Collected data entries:
□ □ □ □
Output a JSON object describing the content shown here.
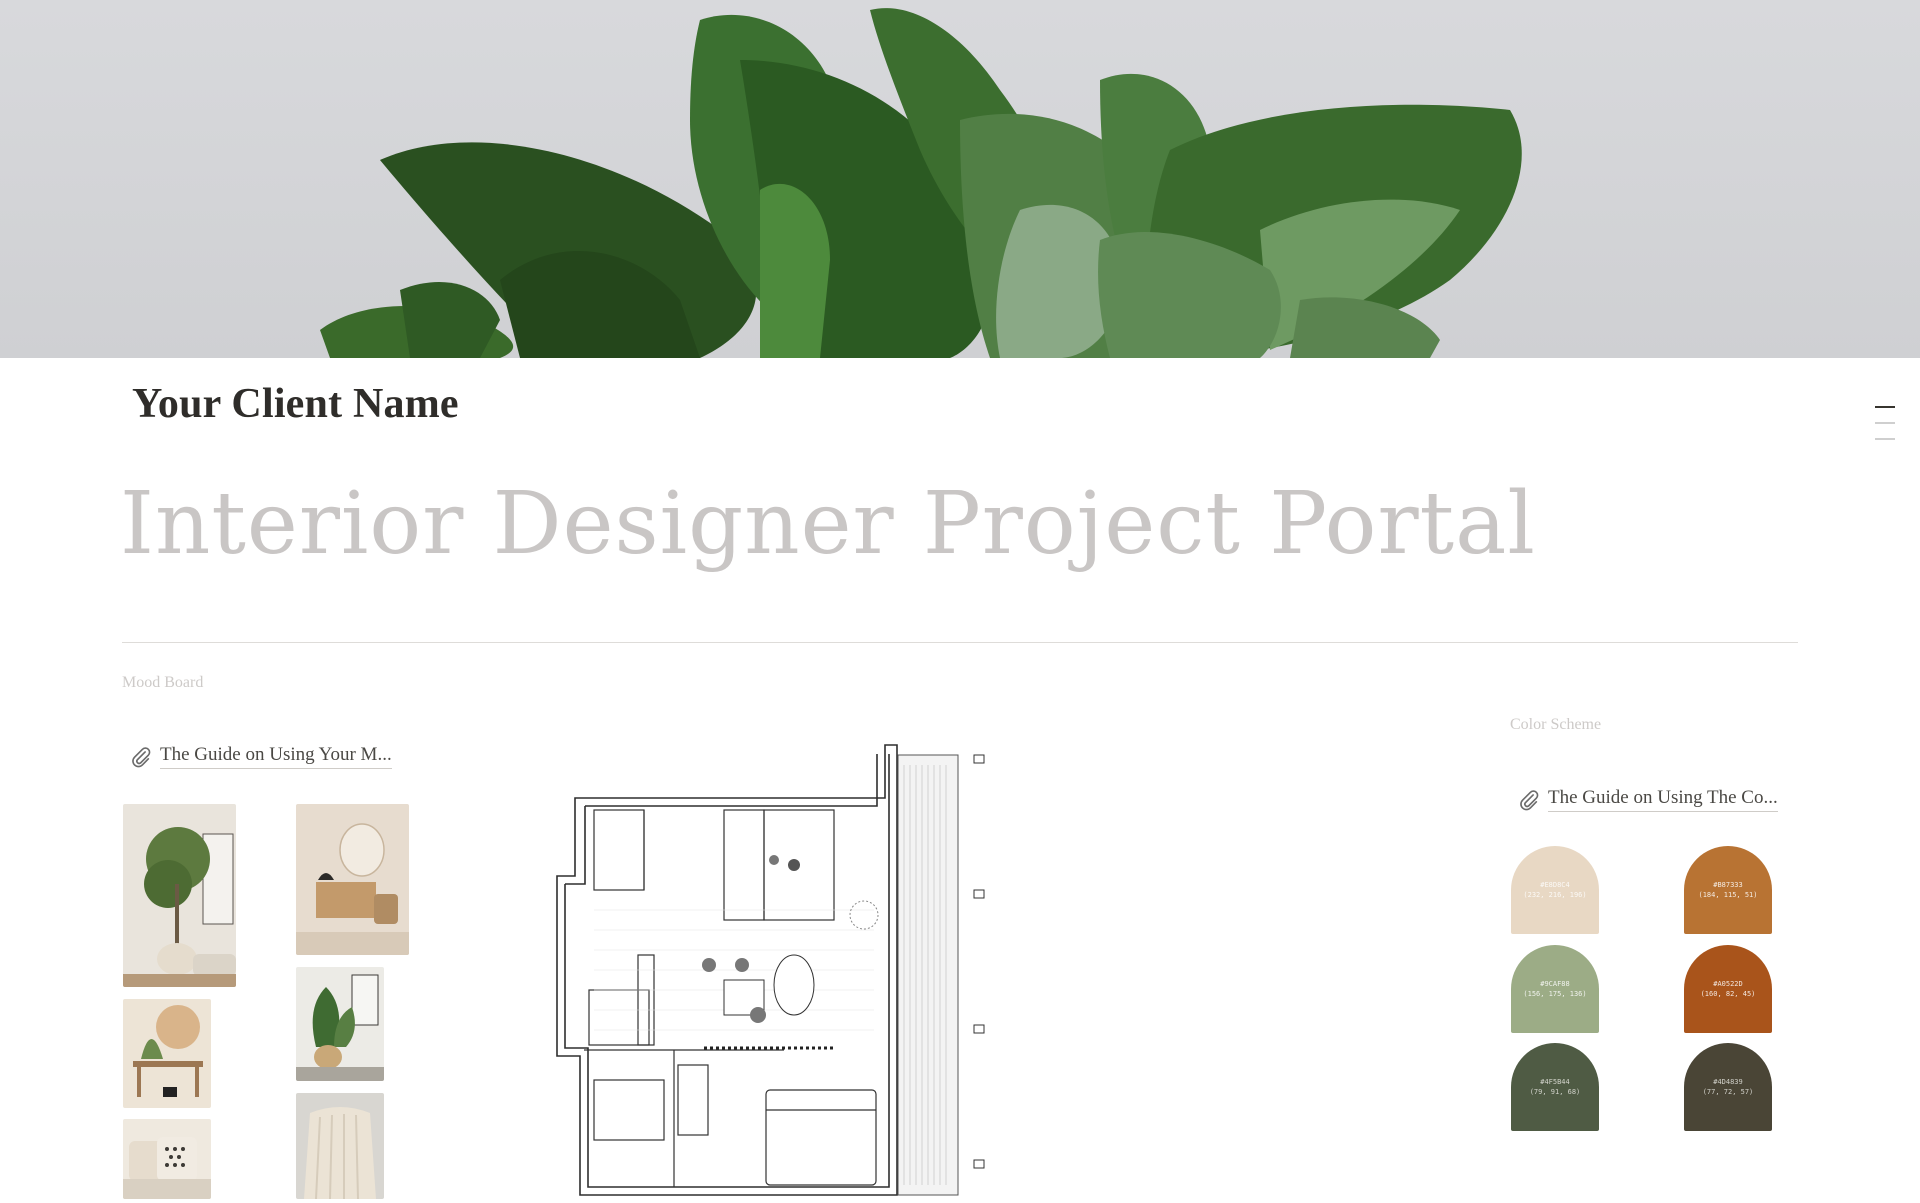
{
  "page": {
    "client_name": "Your Client Name",
    "title": "Interior Designer Project Portal"
  },
  "mood_board": {
    "label": "Mood Board",
    "guide_link": "The Guide on Using Your M..."
  },
  "color_scheme": {
    "label": "Color Scheme",
    "guide_link": "The Guide on Using The Co...",
    "swatches": [
      {
        "hex": "#E8D8C4",
        "rgb": "(232, 216, 196)",
        "color": "#e8d8c4",
        "text_color": "#ffffff"
      },
      {
        "hex": "#B87333",
        "rgb": "(184, 115, 51)",
        "color": "#b87333",
        "text_color": "#ffffff"
      },
      {
        "hex": "#9CAF88",
        "rgb": "(156, 175, 136)",
        "color": "#9cac86",
        "text_color": "#ffffff"
      },
      {
        "hex": "#A0522D",
        "rgb": "(160, 82, 45)",
        "color": "#a9541b",
        "text_color": "#ffffff"
      },
      {
        "hex": "#4F5B44",
        "rgb": "(79, 91, 68)",
        "color": "#4f5b44",
        "text_color": "#e6e6e0"
      },
      {
        "hex": "#4D4839",
        "rgb": "(77, 72, 57)",
        "color": "#4a4536",
        "text_color": "#e6e6e0"
      }
    ]
  },
  "icons": {
    "attachment": "paperclip-icon",
    "toc": "table-of-contents-icon"
  },
  "colors": {
    "title_gray": "#c9c6c5",
    "client_name": "#2f2d2a",
    "leaf_dark": "#2f5a22",
    "cover_bg": "#d6d7da"
  }
}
□ □ □ □
# THE PROBLEM:
Every record above should come back exactly, but without its pictures.

# ANSWER TO THE TASK:
Output a JSON object describing the content shown here.
{
  "page": {
    "client_name": "Your Client Name",
    "title": "Interior Designer Project Portal"
  },
  "mood_board": {
    "label": "Mood Board",
    "guide_link": "The Guide on Using Your M..."
  },
  "color_scheme": {
    "label": "Color Scheme",
    "guide_link": "The Guide on Using The Co...",
    "swatches": [
      {
        "hex": "#E8D8C4",
        "rgb": "(232, 216, 196)",
        "color": "#e8d8c4",
        "text_color": "#ffffff"
      },
      {
        "hex": "#B87333",
        "rgb": "(184, 115, 51)",
        "color": "#b87333",
        "text_color": "#ffffff"
      },
      {
        "hex": "#9CAF88",
        "rgb": "(156, 175, 136)",
        "color": "#9cac86",
        "text_color": "#ffffff"
      },
      {
        "hex": "#A0522D",
        "rgb": "(160, 82, 45)",
        "color": "#a9541b",
        "text_color": "#ffffff"
      },
      {
        "hex": "#4F5B44",
        "rgb": "(79, 91, 68)",
        "color": "#4f5b44",
        "text_color": "#e6e6e0"
      },
      {
        "hex": "#4D4839",
        "rgb": "(77, 72, 57)",
        "color": "#4a4536",
        "text_color": "#e6e6e0"
      }
    ]
  },
  "icons": {
    "attachment": "paperclip-icon",
    "toc": "table-of-contents-icon"
  },
  "colors": {
    "title_gray": "#c9c6c5",
    "client_name": "#2f2d2a",
    "leaf_dark": "#2f5a22",
    "cover_bg": "#d6d7da"
  }
}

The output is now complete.